OBJECTIVE: Find the string "อำเภอเม" in the records. Copy every line it appears in.
======== DATASET RECORDS
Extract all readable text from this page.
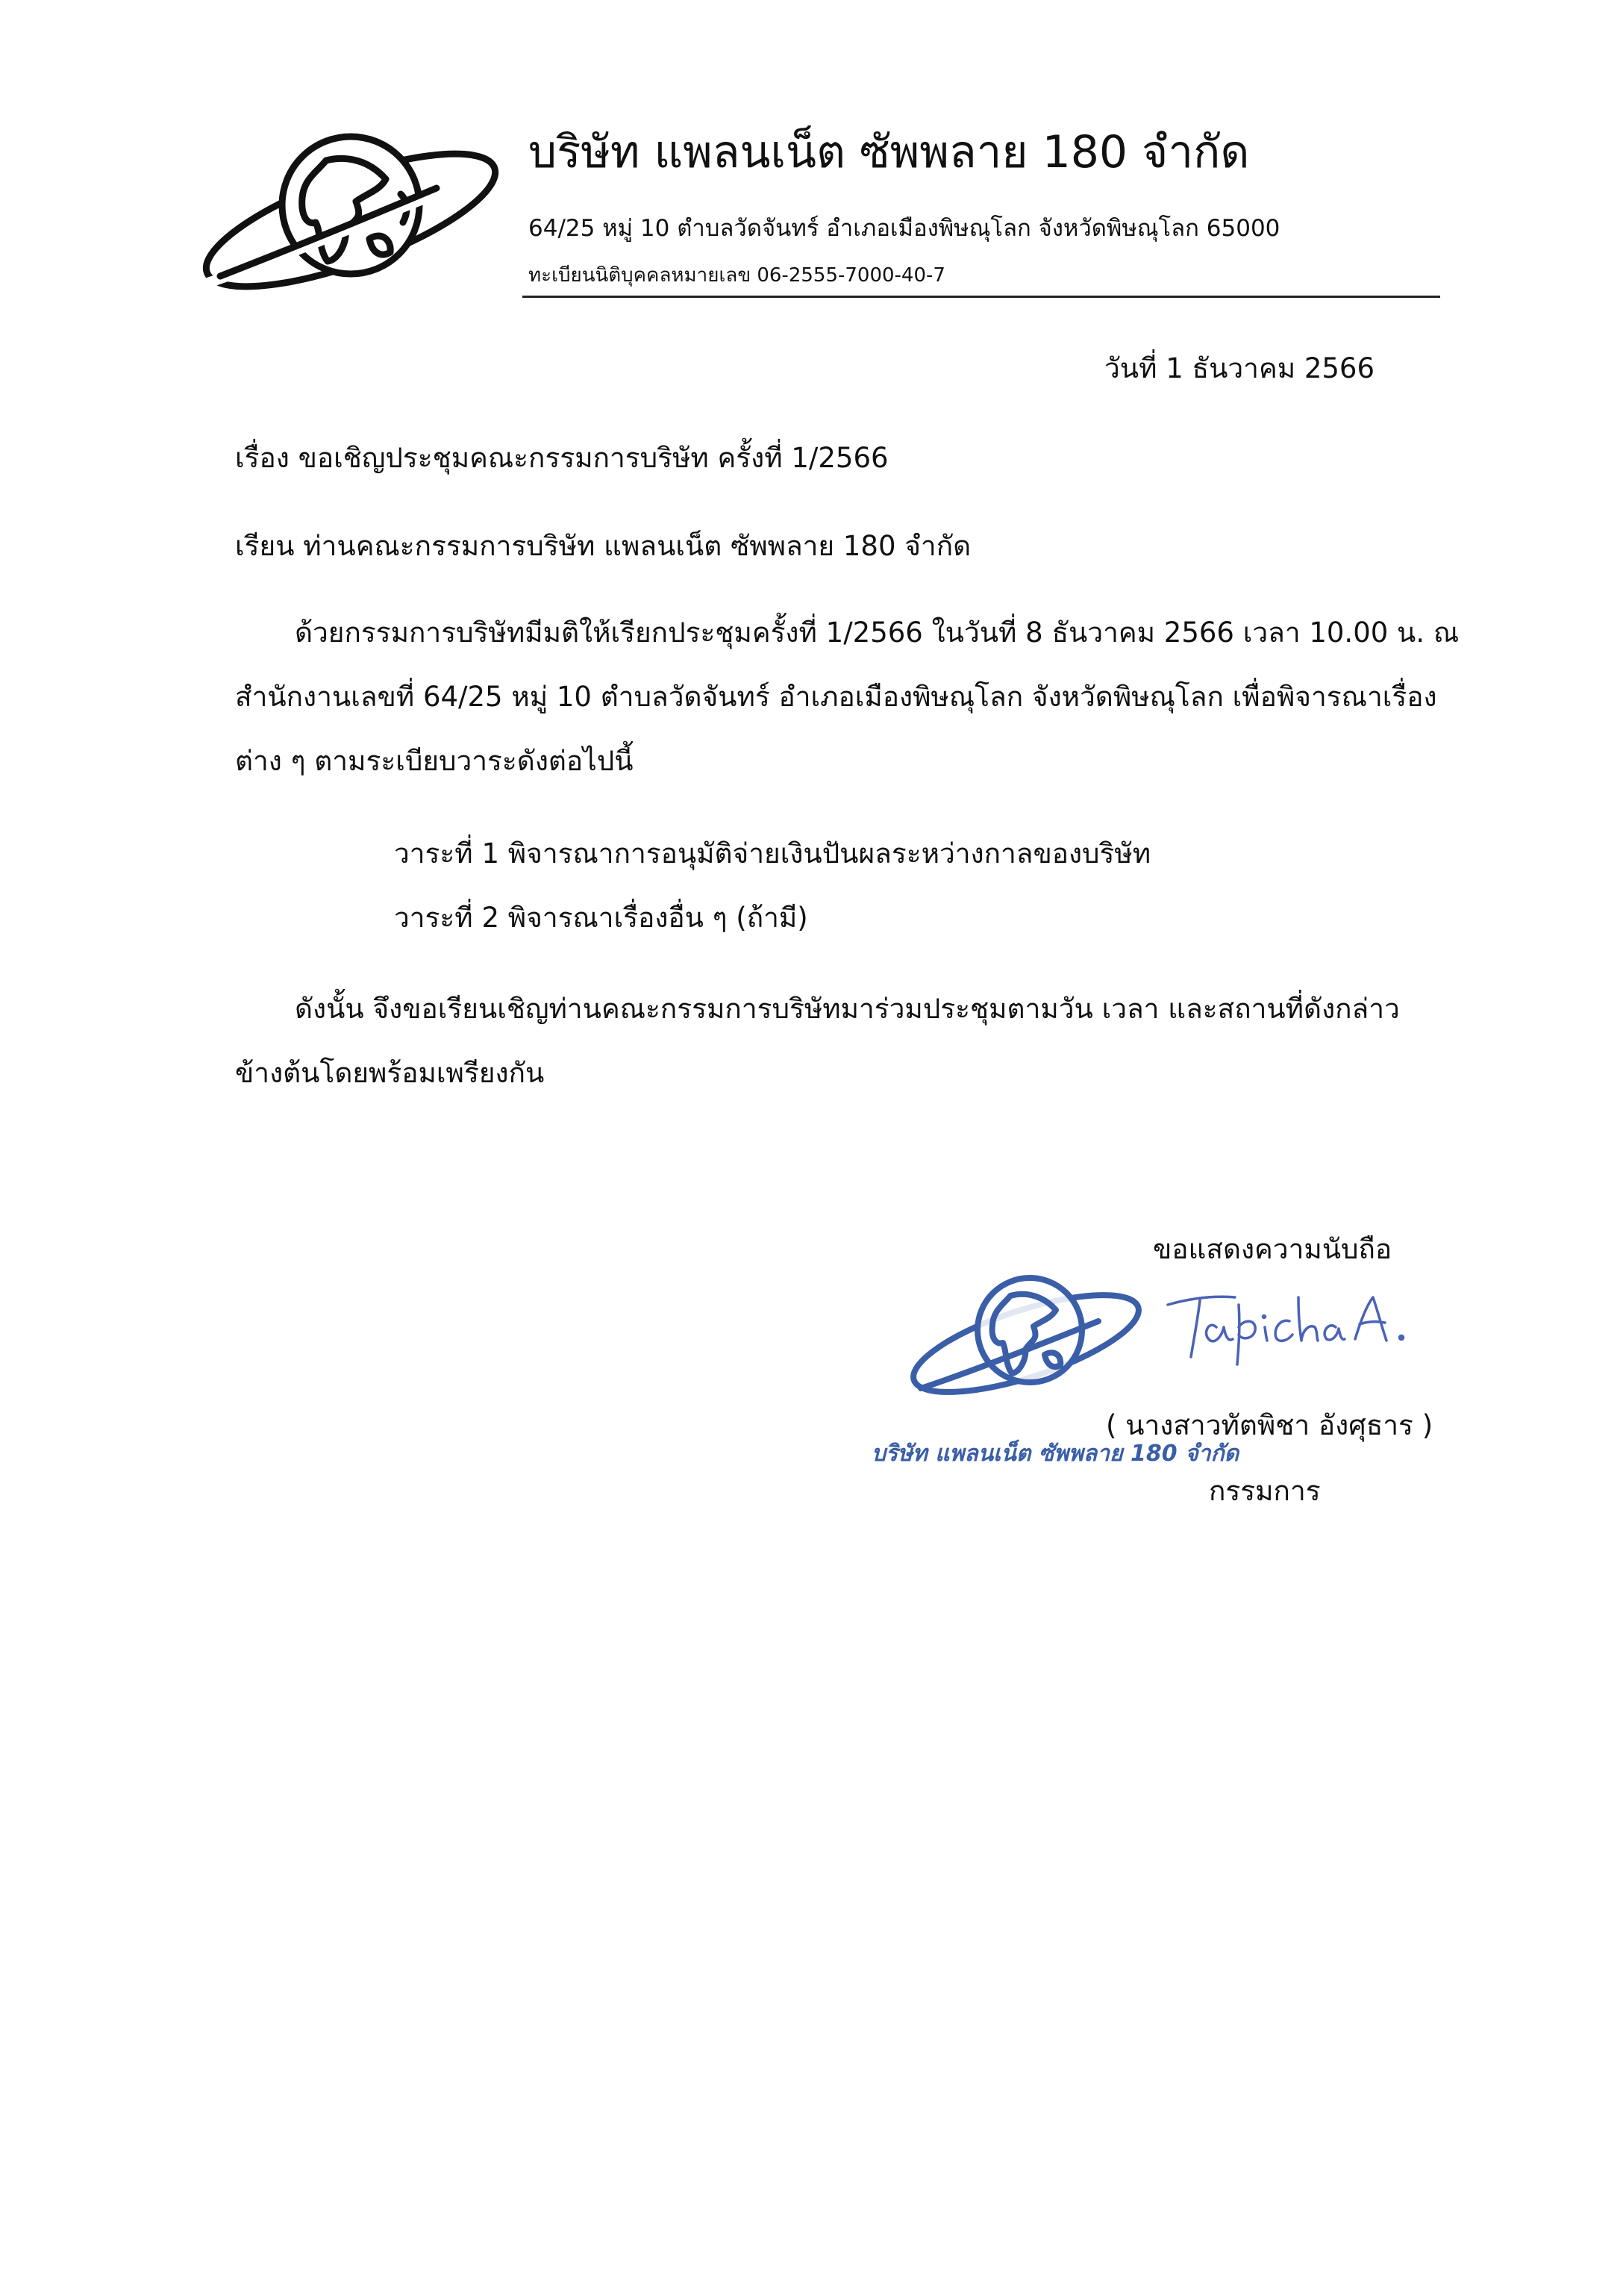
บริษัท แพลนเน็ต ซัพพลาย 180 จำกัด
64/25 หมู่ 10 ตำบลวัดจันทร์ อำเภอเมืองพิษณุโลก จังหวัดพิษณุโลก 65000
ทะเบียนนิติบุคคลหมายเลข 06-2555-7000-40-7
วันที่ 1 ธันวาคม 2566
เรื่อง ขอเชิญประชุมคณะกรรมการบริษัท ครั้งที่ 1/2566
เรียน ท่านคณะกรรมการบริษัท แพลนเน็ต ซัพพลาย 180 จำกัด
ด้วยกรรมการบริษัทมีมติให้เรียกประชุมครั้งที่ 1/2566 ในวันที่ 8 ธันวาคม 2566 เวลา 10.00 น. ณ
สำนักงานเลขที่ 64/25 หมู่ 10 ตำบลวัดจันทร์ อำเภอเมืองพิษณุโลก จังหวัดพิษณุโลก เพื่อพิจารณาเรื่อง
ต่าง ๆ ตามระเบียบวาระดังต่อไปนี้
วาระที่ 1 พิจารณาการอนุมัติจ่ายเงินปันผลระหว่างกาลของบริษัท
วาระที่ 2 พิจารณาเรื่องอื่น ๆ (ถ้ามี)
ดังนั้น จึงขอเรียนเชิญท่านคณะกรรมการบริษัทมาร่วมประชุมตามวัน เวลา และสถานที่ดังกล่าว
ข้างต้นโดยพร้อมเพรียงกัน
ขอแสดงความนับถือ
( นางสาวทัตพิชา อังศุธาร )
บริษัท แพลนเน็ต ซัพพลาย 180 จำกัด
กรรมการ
================
OUTPUT OF THE EXERCISE:
64/25 หมู่ 10 ตำบลวัดจันทร์ อำเภอเมืองพิษณุโลก จังหวัดพิษณุโลก 65000
สำนักงานเลขที่ 64/25 หมู่ 10 ตำบลวัดจันทร์ อำเภอเมืองพิษณุโลก จังหวัดพิษณุโลก เพื่อพิจารณาเรื่อง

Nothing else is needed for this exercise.